### EXERCISE TASK:
Both the line containing "Decode this image" and the last line of the listing are included: write out exactly the lines from one to the other.
:::
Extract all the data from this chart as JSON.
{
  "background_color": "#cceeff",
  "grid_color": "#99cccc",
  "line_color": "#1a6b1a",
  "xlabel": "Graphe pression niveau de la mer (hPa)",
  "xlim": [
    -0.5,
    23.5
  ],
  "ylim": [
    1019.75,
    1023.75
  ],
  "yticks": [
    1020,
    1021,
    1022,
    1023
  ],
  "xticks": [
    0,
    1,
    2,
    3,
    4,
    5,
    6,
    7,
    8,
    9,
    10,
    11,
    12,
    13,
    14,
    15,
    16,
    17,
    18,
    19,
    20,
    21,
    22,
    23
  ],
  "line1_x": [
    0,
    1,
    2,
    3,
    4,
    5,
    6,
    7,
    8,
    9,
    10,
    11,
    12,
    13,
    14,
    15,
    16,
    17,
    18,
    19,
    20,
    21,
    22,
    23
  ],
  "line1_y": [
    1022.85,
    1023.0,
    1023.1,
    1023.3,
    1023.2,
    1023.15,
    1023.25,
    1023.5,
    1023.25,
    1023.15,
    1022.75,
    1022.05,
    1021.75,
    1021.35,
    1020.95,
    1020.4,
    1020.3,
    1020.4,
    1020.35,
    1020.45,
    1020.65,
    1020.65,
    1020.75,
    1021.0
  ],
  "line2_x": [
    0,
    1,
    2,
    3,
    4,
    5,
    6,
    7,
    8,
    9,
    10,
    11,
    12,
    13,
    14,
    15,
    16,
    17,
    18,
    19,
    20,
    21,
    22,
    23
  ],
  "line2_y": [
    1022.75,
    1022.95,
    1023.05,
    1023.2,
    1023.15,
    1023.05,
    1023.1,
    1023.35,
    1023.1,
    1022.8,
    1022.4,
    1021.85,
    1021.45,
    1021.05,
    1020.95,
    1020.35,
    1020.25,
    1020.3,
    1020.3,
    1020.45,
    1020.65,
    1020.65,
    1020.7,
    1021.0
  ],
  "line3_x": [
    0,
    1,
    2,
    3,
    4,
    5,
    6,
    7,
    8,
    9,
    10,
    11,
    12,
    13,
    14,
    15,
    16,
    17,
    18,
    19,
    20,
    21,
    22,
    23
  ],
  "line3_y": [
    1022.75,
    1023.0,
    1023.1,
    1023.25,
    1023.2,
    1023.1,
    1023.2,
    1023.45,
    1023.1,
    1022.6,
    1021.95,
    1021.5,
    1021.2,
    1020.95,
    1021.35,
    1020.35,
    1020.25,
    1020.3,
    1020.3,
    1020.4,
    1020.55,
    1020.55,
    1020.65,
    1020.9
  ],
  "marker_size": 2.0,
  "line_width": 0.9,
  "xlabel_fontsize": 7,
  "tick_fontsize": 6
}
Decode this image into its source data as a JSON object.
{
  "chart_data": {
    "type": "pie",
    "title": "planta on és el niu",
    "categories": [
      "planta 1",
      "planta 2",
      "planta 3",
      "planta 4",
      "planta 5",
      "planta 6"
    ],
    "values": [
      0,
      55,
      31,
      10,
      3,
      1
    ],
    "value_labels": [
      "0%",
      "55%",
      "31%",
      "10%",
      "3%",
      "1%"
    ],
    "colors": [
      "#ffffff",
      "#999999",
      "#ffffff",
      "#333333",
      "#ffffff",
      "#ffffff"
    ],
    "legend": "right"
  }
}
:::
### SOLUTION FOR THIS PROBLEM:
Decode this image into its source data as a JSON object.
{
  "chart_data": {
    "type": "pie",
    "title": "planta on és el niu",
    "categories": [
      "planta 1",
      "planta 2",
      "planta 3",
      "planta 4",
      "planta 5",
      "planta 6"
    ],
    "values": [
      0,
      55,
      31,
      10,
      3,
      1
    ],
    "value_labels": [
      "0%",
      "55%",
      "31%",
      "10%",
      "3%",
      "1%"
    ],
    "colors": [
      "#ffffff",
      "#999999",
      "#ffffff",
      "#333333",
      "#ffffff",
      "#ffffff"
    ],
    "legend": "right"
  }
}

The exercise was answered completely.